(Records about charts and figures)

++++++

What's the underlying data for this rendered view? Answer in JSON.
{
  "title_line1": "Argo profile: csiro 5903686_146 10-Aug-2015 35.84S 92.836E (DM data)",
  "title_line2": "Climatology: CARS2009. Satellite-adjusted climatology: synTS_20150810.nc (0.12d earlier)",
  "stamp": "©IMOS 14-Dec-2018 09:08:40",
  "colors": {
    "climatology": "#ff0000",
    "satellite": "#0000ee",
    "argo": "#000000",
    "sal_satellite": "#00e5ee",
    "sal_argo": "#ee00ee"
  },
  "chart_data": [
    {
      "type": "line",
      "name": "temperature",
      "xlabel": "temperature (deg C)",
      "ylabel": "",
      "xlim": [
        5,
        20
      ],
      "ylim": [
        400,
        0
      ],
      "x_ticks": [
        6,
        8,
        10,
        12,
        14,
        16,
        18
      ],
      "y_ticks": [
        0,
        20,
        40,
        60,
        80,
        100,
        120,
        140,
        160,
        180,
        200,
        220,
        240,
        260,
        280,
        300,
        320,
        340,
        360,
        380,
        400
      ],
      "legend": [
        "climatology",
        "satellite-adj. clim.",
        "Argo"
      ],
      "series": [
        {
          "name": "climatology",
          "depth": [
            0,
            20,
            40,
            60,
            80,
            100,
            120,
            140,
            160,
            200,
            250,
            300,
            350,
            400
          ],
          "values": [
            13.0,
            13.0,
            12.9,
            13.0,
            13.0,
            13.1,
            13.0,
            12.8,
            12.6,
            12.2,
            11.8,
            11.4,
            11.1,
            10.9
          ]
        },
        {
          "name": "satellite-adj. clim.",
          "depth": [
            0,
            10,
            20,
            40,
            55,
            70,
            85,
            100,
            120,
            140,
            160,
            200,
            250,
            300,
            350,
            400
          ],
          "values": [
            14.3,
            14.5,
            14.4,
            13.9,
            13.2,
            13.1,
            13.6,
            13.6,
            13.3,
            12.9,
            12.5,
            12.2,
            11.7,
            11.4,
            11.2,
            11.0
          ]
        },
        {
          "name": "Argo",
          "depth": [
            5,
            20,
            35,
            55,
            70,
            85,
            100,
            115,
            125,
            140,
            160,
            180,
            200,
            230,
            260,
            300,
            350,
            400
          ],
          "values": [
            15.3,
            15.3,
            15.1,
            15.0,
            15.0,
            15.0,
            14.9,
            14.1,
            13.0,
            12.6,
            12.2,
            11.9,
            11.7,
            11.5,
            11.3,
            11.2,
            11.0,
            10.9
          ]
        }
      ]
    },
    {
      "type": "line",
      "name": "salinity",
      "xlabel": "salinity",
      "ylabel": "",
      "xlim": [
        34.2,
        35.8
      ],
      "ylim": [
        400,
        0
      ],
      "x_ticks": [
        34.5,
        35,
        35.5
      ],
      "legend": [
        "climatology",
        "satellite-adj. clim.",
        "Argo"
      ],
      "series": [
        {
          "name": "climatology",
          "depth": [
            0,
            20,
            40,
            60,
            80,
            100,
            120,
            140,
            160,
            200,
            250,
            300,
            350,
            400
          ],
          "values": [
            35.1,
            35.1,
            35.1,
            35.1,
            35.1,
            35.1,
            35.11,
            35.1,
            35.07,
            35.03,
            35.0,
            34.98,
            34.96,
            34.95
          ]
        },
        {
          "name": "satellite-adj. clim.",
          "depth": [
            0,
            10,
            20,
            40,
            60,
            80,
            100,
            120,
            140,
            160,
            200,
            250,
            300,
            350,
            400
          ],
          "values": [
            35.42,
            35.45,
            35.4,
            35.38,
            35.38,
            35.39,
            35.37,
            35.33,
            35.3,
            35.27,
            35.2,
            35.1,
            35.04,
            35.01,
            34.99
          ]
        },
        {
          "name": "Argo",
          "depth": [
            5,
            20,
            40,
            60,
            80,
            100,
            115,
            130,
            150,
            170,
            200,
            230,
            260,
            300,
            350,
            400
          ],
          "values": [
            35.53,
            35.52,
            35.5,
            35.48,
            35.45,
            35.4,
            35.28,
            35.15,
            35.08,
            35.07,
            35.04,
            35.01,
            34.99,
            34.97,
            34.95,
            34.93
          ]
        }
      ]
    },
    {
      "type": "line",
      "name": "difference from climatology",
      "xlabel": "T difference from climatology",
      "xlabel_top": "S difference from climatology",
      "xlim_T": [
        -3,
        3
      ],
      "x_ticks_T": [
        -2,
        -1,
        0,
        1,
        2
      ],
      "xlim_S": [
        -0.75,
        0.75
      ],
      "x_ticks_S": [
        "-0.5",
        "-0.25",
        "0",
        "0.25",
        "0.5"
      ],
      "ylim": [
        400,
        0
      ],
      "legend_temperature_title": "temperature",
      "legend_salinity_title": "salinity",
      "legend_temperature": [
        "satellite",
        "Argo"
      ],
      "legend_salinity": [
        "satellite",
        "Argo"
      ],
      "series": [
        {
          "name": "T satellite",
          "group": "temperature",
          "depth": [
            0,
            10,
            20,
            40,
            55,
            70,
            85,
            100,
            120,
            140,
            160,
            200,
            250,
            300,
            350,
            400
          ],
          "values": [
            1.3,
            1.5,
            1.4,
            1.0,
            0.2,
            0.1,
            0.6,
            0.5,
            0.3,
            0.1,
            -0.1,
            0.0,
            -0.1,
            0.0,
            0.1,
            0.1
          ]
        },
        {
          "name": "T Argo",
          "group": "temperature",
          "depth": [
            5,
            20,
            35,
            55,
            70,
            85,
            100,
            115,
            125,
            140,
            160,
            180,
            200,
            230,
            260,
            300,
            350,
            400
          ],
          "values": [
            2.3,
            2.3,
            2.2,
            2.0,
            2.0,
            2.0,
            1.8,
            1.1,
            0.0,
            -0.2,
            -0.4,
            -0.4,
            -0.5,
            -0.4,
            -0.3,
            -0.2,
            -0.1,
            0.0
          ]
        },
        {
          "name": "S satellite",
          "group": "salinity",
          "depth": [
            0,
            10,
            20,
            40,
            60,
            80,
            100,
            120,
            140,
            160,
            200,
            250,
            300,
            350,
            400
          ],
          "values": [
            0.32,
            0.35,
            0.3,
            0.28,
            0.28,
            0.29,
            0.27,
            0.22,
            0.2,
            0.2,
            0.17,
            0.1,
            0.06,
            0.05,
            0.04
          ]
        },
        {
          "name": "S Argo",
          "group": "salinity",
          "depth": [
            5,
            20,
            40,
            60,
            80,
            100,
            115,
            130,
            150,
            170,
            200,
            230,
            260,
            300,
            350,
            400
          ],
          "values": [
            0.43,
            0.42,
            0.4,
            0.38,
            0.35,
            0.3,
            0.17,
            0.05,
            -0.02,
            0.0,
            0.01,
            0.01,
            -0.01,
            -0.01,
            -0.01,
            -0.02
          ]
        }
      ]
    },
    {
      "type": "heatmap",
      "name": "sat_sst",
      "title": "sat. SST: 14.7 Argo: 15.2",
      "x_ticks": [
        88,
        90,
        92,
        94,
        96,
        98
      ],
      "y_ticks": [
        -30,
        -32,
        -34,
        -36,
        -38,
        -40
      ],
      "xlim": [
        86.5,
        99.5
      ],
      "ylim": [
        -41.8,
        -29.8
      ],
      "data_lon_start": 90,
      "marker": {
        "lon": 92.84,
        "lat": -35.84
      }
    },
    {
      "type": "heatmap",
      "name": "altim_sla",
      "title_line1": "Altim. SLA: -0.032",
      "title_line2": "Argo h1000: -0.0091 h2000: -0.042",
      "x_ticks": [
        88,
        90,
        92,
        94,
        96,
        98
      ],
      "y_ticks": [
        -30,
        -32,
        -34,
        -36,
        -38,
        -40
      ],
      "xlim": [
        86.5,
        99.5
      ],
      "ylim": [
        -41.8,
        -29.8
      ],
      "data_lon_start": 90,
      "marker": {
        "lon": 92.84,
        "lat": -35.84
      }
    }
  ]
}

++++++

Task objective: For each line of the listing that holds the word "from", show that line.

Written answer:
      "name": "difference from climatology",
      "xlabel": "T difference from climatology",
      "xlabel_top": "S difference from climatology",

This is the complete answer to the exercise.